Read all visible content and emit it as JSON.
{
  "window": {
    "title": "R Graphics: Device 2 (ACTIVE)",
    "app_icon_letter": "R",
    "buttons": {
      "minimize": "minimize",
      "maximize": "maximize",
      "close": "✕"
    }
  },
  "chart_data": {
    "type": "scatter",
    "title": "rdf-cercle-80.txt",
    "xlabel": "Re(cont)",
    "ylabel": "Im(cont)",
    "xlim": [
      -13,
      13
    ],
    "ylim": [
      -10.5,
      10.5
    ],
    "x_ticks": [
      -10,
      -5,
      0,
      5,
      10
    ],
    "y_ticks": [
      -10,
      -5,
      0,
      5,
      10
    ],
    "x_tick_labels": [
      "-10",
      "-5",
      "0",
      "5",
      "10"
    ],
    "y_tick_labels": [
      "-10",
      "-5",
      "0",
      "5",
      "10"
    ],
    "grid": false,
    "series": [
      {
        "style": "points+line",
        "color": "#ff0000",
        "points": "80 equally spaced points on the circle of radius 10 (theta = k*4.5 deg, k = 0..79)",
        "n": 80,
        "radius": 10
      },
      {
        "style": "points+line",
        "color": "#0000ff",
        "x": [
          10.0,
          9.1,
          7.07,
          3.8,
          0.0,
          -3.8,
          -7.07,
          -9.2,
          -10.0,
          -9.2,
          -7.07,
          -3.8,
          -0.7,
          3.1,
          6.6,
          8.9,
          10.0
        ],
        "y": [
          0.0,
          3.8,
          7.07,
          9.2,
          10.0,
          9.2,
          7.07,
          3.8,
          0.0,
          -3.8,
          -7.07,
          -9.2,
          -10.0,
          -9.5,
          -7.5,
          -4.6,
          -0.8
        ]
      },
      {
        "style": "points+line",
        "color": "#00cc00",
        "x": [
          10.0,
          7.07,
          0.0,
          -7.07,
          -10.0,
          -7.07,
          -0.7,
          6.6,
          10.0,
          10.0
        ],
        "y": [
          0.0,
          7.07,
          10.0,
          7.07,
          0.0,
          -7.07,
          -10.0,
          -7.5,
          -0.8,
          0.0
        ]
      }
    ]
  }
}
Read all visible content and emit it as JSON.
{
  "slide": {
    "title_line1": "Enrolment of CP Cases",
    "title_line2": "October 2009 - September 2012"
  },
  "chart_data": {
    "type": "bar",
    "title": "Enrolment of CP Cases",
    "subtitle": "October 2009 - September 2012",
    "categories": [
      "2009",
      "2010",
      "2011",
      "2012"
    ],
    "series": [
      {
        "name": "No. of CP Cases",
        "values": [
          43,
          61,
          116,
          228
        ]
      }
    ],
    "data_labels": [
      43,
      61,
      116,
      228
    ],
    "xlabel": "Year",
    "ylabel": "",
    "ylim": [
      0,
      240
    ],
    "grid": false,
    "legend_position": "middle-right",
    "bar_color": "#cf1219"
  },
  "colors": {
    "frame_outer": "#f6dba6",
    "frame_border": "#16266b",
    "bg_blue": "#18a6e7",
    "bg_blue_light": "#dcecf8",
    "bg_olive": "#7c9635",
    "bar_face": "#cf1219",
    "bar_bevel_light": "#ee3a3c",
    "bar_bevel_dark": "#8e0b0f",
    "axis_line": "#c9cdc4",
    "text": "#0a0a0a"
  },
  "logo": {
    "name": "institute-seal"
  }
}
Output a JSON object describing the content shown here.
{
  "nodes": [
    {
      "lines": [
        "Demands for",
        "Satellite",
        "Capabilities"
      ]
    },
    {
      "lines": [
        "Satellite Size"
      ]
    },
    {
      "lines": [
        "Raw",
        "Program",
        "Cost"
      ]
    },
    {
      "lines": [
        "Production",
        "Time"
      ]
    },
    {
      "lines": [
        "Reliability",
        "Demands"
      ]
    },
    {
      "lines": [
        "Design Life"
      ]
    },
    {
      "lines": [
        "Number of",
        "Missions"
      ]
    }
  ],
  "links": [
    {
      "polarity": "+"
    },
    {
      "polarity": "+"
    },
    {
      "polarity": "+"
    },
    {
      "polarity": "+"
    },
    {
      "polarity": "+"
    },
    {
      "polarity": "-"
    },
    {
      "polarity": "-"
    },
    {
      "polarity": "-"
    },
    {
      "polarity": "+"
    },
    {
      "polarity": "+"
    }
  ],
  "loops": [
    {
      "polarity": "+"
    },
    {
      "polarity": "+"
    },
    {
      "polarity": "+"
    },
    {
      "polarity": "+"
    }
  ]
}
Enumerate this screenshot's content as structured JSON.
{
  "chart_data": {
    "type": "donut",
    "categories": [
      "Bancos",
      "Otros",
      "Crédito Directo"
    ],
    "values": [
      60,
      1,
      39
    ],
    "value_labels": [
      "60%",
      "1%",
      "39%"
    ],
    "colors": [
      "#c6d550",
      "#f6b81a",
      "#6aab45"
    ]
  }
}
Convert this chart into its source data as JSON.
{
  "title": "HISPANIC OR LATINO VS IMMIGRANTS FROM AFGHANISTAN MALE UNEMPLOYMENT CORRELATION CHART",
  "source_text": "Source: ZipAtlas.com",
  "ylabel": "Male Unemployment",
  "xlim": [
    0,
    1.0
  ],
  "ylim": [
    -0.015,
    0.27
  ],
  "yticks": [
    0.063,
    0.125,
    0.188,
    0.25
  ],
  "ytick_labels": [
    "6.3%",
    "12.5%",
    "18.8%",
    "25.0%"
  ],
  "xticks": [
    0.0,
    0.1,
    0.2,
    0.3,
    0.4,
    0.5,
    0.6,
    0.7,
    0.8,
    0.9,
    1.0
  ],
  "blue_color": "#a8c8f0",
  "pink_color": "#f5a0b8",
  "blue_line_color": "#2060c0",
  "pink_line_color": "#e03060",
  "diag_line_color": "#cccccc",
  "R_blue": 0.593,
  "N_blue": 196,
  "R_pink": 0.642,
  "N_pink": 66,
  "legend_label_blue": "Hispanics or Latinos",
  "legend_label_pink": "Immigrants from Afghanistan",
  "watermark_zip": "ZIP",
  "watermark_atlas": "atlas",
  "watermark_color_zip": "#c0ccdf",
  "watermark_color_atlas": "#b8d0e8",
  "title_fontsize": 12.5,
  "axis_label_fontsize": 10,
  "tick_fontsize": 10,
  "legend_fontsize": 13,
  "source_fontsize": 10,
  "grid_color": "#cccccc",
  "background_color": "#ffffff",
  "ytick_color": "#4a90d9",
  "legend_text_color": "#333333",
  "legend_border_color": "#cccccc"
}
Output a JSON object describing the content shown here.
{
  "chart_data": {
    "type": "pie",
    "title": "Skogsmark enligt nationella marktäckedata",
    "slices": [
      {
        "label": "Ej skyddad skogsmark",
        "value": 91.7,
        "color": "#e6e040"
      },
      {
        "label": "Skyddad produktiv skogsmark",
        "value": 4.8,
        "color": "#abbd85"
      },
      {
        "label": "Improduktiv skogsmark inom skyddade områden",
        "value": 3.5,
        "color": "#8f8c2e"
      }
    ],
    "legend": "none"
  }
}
===============
(Task brief): Copy the entries above exactly, leaving none out.

(Output below):
Read all visible content and emit it as JSON.
{
  "window": {
    "title": "R Graphics: Device 2 (ACTIVE)",
    "app_icon_letter": "R",
    "buttons": {
      "minimize": "minimize",
      "maximize": "maximize",
      "close": "✕"
    }
  },
  "chart_data": {
    "type": "scatter",
    "title": "rdf-cercle-80.txt",
    "xlabel": "Re(cont)",
    "ylabel": "Im(cont)",
    "xlim": [
      -13,
      13
    ],
    "ylim": [
      -10.5,
      10.5
    ],
    "x_ticks": [
      -10,
      -5,
      0,
      5,
      10
    ],
    "y_ticks": [
      -10,
      -5,
      0,
      5,
      10
    ],
    "x_tick_labels": [
      "-10",
      "-5",
      "0",
      "5",
      "10"
    ],
    "y_tick_labels": [
      "-10",
      "-5",
      "0",
      "5",
      "10"
    ],
    "grid": false,
    "series": [
      {
        "style": "points+line",
        "color": "#ff0000",
        "points": "80 equally spaced points on the circle of radius 10 (theta = k*4.5 deg, k = 0..79)",
        "n": 80,
        "radius": 10
      },
      {
        "style": "points+line",
        "color": "#0000ff",
        "x": [
          10.0,
          9.1,
          7.07,
          3.8,
          0.0,
          -3.8,
          -7.07,
          -9.2,
          -10.0,
          -9.2,
          -7.07,
          -3.8,
          -0.7,
          3.1,
          6.6,
          8.9,
          10.0
        ],
        "y": [
          0.0,
          3.8,
          7.07,
          9.2,
          10.0,
          9.2,
          7.07,
          3.8,
          0.0,
          -3.8,
          -7.07,
          -9.2,
          -10.0,
          -9.5,
          -7.5,
          -4.6,
          -0.8
        ]
      },
      {
        "style": "points+line",
        "color": "#00cc00",
        "x": [
          10.0,
          7.07,
          0.0,
          -7.07,
          -10.0,
          -7.07,
          -0.7,
          6.6,
          10.0,
          10.0
        ],
        "y": [
          0.0,
          7.07,
          10.0,
          7.07,
          0.0,
          -7.07,
          -10.0,
          -7.5,
          -0.8,
          0.0
        ]
      }
    ]
  }
}
Read all visible content and emit it as JSON.
{
  "slide": {
    "title_line1": "Enrolment of CP Cases",
    "title_line2": "October 2009 - September 2012"
  },
  "chart_data": {
    "type": "bar",
    "title": "Enrolment of CP Cases",
    "subtitle": "October 2009 - September 2012",
    "categories": [
      "2009",
      "2010",
      "2011",
      "2012"
    ],
    "series": [
      {
        "name": "No. of CP Cases",
        "values": [
          43,
          61,
          116,
          228
        ]
      }
    ],
    "data_labels": [
      43,
      61,
      116,
      228
    ],
    "xlabel": "Year",
    "ylabel": "",
    "ylim": [
      0,
      240
    ],
    "grid": false,
    "legend_position": "middle-right",
    "bar_color": "#cf1219"
  },
  "colors": {
    "frame_outer": "#f6dba6",
    "frame_border": "#16266b",
    "bg_blue": "#18a6e7",
    "bg_blue_light": "#dcecf8",
    "bg_olive": "#7c9635",
    "bar_face": "#cf1219",
    "bar_bevel_light": "#ee3a3c",
    "bar_bevel_dark": "#8e0b0f",
    "axis_line": "#c9cdc4",
    "text": "#0a0a0a"
  },
  "logo": {
    "name": "institute-seal"
  }
}
Output a JSON object describing the content shown here.
{
  "nodes": [
    {
      "lines": [
        "Demands for",
        "Satellite",
        "Capabilities"
      ]
    },
    {
      "lines": [
        "Satellite Size"
      ]
    },
    {
      "lines": [
        "Raw",
        "Program",
        "Cost"
      ]
    },
    {
      "lines": [
        "Production",
        "Time"
      ]
    },
    {
      "lines": [
        "Reliability",
        "Demands"
      ]
    },
    {
      "lines": [
        "Design Life"
      ]
    },
    {
      "lines": [
        "Number of",
        "Missions"
      ]
    }
  ],
  "links": [
    {
      "polarity": "+"
    },
    {
      "polarity": "+"
    },
    {
      "polarity": "+"
    },
    {
      "polarity": "+"
    },
    {
      "polarity": "+"
    },
    {
      "polarity": "-"
    },
    {
      "polarity": "-"
    },
    {
      "polarity": "-"
    },
    {
      "polarity": "+"
    },
    {
      "polarity": "+"
    }
  ],
  "loops": [
    {
      "polarity": "+"
    },
    {
      "polarity": "+"
    },
    {
      "polarity": "+"
    },
    {
      "polarity": "+"
    }
  ]
}
Enumerate this screenshot's content as structured JSON.
{
  "chart_data": {
    "type": "donut",
    "categories": [
      "Bancos",
      "Otros",
      "Crédito Directo"
    ],
    "values": [
      60,
      1,
      39
    ],
    "value_labels": [
      "60%",
      "1%",
      "39%"
    ],
    "colors": [
      "#c6d550",
      "#f6b81a",
      "#6aab45"
    ]
  }
}
Convert this chart into its source data as JSON.
{
  "title": "HISPANIC OR LATINO VS IMMIGRANTS FROM AFGHANISTAN MALE UNEMPLOYMENT CORRELATION CHART",
  "source_text": "Source: ZipAtlas.com",
  "ylabel": "Male Unemployment",
  "xlim": [
    0,
    1.0
  ],
  "ylim": [
    -0.015,
    0.27
  ],
  "yticks": [
    0.063,
    0.125,
    0.188,
    0.25
  ],
  "ytick_labels": [
    "6.3%",
    "12.5%",
    "18.8%",
    "25.0%"
  ],
  "xticks": [
    0.0,
    0.1,
    0.2,
    0.3,
    0.4,
    0.5,
    0.6,
    0.7,
    0.8,
    0.9,
    1.0
  ],
  "blue_color": "#a8c8f0",
  "pink_color": "#f5a0b8",
  "blue_line_color": "#2060c0",
  "pink_line_color": "#e03060",
  "diag_line_color": "#cccccc",
  "R_blue": 0.593,
  "N_blue": 196,
  "R_pink": 0.642,
  "N_pink": 66,
  "legend_label_blue": "Hispanics or Latinos",
  "legend_label_pink": "Immigrants from Afghanistan",
  "watermark_zip": "ZIP",
  "watermark_atlas": "atlas",
  "watermark_color_zip": "#c0ccdf",
  "watermark_color_atlas": "#b8d0e8",
  "title_fontsize": 12.5,
  "axis_label_fontsize": 10,
  "tick_fontsize": 10,
  "legend_fontsize": 13,
  "source_fontsize": 10,
  "grid_color": "#cccccc",
  "background_color": "#ffffff",
  "ytick_color": "#4a90d9",
  "legend_text_color": "#333333",
  "legend_border_color": "#cccccc"
}
Output a JSON object describing the content shown here.
{
  "chart_data": {
    "type": "pie",
    "title": "Skogsmark enligt nationella marktäckedata",
    "slices": [
      {
        "label": "Ej skyddad skogsmark",
        "value": 91.7,
        "color": "#e6e040"
      },
      {
        "label": "Skyddad produktiv skogsmark",
        "value": 4.8,
        "color": "#abbd85"
      },
      {
        "label": "Improduktiv skogsmark inom skyddade områden",
        "value": 3.5,
        "color": "#8f8c2e"
      }
    ],
    "legend": "none"
  }
}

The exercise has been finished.